▸ WHAT IS EXPECTED
Extract all records. Keep each one exact.

▸ PROVIDED RECORDS
#####

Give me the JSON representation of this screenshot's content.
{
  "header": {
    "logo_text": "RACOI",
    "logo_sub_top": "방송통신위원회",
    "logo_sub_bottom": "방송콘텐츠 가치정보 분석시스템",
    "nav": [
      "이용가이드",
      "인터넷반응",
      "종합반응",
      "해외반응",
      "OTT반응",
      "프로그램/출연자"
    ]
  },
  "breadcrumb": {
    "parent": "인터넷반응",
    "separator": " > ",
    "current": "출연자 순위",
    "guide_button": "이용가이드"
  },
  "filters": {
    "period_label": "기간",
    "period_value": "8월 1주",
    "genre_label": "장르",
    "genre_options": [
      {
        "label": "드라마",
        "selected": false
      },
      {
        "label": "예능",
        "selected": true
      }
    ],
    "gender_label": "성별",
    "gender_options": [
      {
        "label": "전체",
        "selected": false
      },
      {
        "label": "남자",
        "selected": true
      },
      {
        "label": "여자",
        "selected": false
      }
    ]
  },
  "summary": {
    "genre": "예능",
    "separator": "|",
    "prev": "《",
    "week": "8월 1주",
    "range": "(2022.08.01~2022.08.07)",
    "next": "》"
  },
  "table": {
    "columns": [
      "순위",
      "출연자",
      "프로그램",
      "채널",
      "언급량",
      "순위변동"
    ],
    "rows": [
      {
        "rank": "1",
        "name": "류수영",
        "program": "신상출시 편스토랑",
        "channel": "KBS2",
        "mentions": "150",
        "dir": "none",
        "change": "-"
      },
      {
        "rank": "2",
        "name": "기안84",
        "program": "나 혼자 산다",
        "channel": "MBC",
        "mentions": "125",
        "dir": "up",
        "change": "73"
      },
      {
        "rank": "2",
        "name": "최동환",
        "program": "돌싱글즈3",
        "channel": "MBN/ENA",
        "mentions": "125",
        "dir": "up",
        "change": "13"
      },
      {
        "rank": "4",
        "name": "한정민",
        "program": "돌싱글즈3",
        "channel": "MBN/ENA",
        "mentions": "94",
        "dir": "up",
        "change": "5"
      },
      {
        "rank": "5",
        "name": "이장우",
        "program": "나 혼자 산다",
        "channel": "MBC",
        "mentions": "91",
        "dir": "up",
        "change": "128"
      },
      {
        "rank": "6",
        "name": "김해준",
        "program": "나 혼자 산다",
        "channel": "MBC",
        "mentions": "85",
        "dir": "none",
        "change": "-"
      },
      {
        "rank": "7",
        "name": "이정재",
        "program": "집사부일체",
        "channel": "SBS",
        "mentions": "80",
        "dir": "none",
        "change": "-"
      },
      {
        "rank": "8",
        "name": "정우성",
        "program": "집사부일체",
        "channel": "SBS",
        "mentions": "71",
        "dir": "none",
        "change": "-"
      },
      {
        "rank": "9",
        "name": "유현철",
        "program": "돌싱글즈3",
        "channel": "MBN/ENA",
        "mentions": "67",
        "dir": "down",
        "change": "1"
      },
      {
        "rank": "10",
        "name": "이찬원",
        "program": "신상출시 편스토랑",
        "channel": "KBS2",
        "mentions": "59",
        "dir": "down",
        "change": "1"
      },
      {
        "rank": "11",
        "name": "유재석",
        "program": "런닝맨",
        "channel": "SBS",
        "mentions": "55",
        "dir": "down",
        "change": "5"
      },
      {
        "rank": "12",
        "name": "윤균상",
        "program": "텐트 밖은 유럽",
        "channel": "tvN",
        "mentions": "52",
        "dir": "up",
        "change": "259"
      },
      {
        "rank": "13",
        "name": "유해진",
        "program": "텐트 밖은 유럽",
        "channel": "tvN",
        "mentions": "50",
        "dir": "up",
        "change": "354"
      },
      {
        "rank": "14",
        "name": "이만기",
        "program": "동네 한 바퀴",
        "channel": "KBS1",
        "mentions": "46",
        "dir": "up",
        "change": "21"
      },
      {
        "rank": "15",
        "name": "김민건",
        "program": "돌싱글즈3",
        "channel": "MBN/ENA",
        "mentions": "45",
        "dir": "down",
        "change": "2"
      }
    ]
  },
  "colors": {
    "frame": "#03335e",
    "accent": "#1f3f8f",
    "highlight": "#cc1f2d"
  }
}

#####

▸ OUTPUT OF THE TASK
Give me the JSON representation of this screenshot's content.
{
  "header": {
    "logo_text": "RACOI",
    "logo_sub_top": "방송통신위원회",
    "logo_sub_bottom": "방송콘텐츠 가치정보 분석시스템",
    "nav": [
      "이용가이드",
      "인터넷반응",
      "종합반응",
      "해외반응",
      "OTT반응",
      "프로그램/출연자"
    ]
  },
  "breadcrumb": {
    "parent": "인터넷반응",
    "separator": " > ",
    "current": "출연자 순위",
    "guide_button": "이용가이드"
  },
  "filters": {
    "period_label": "기간",
    "period_value": "8월 1주",
    "genre_label": "장르",
    "genre_options": [
      {
        "label": "드라마",
        "selected": false
      },
      {
        "label": "예능",
        "selected": true
      }
    ],
    "gender_label": "성별",
    "gender_options": [
      {
        "label": "전체",
        "selected": false
      },
      {
        "label": "남자",
        "selected": true
      },
      {
        "label": "여자",
        "selected": false
      }
    ]
  },
  "summary": {
    "genre": "예능",
    "separator": "|",
    "prev": "《",
    "week": "8월 1주",
    "range": "(2022.08.01~2022.08.07)",
    "next": "》"
  },
  "table": {
    "columns": [
      "순위",
      "출연자",
      "프로그램",
      "채널",
      "언급량",
      "순위변동"
    ],
    "rows": [
      {
        "rank": "1",
        "name": "류수영",
        "program": "신상출시 편스토랑",
        "channel": "KBS2",
        "mentions": "150",
        "dir": "none",
        "change": "-"
      },
      {
        "rank": "2",
        "name": "기안84",
        "program": "나 혼자 산다",
        "channel": "MBC",
        "mentions": "125",
        "dir": "up",
        "change": "73"
      },
      {
        "rank": "2",
        "name": "최동환",
        "program": "돌싱글즈3",
        "channel": "MBN/ENA",
        "mentions": "125",
        "dir": "up",
        "change": "13"
      },
      {
        "rank": "4",
        "name": "한정민",
        "program": "돌싱글즈3",
        "channel": "MBN/ENA",
        "mentions": "94",
        "dir": "up",
        "change": "5"
      },
      {
        "rank": "5",
        "name": "이장우",
        "program": "나 혼자 산다",
        "channel": "MBC",
        "mentions": "91",
        "dir": "up",
        "change": "128"
      },
      {
        "rank": "6",
        "name": "김해준",
        "program": "나 혼자 산다",
        "channel": "MBC",
        "mentions": "85",
        "dir": "none",
        "change": "-"
      },
      {
        "rank": "7",
        "name": "이정재",
        "program": "집사부일체",
        "channel": "SBS",
        "mentions": "80",
        "dir": "none",
        "change": "-"
      },
      {
        "rank": "8",
        "name": "정우성",
        "program": "집사부일체",
        "channel": "SBS",
        "mentions": "71",
        "dir": "none",
        "change": "-"
      },
      {
        "rank": "9",
        "name": "유현철",
        "program": "돌싱글즈3",
        "channel": "MBN/ENA",
        "mentions": "67",
        "dir": "down",
        "change": "1"
      },
      {
        "rank": "10",
        "name": "이찬원",
        "program": "신상출시 편스토랑",
        "channel": "KBS2",
        "mentions": "59",
        "dir": "down",
        "change": "1"
      },
      {
        "rank": "11",
        "name": "유재석",
        "program": "런닝맨",
        "channel": "SBS",
        "mentions": "55",
        "dir": "down",
        "change": "5"
      },
      {
        "rank": "12",
        "name": "윤균상",
        "program": "텐트 밖은 유럽",
        "channel": "tvN",
        "mentions": "52",
        "dir": "up",
        "change": "259"
      },
      {
        "rank": "13",
        "name": "유해진",
        "program": "텐트 밖은 유럽",
        "channel": "tvN",
        "mentions": "50",
        "dir": "up",
        "change": "354"
      },
      {
        "rank": "14",
        "name": "이만기",
        "program": "동네 한 바퀴",
        "channel": "KBS1",
        "mentions": "46",
        "dir": "up",
        "change": "21"
      },
      {
        "rank": "15",
        "name": "김민건",
        "program": "돌싱글즈3",
        "channel": "MBN/ENA",
        "mentions": "45",
        "dir": "down",
        "change": "2"
      }
    ]
  },
  "colors": {
    "frame": "#03335e",
    "accent": "#1f3f8f",
    "highlight": "#cc1f2d"
  }
}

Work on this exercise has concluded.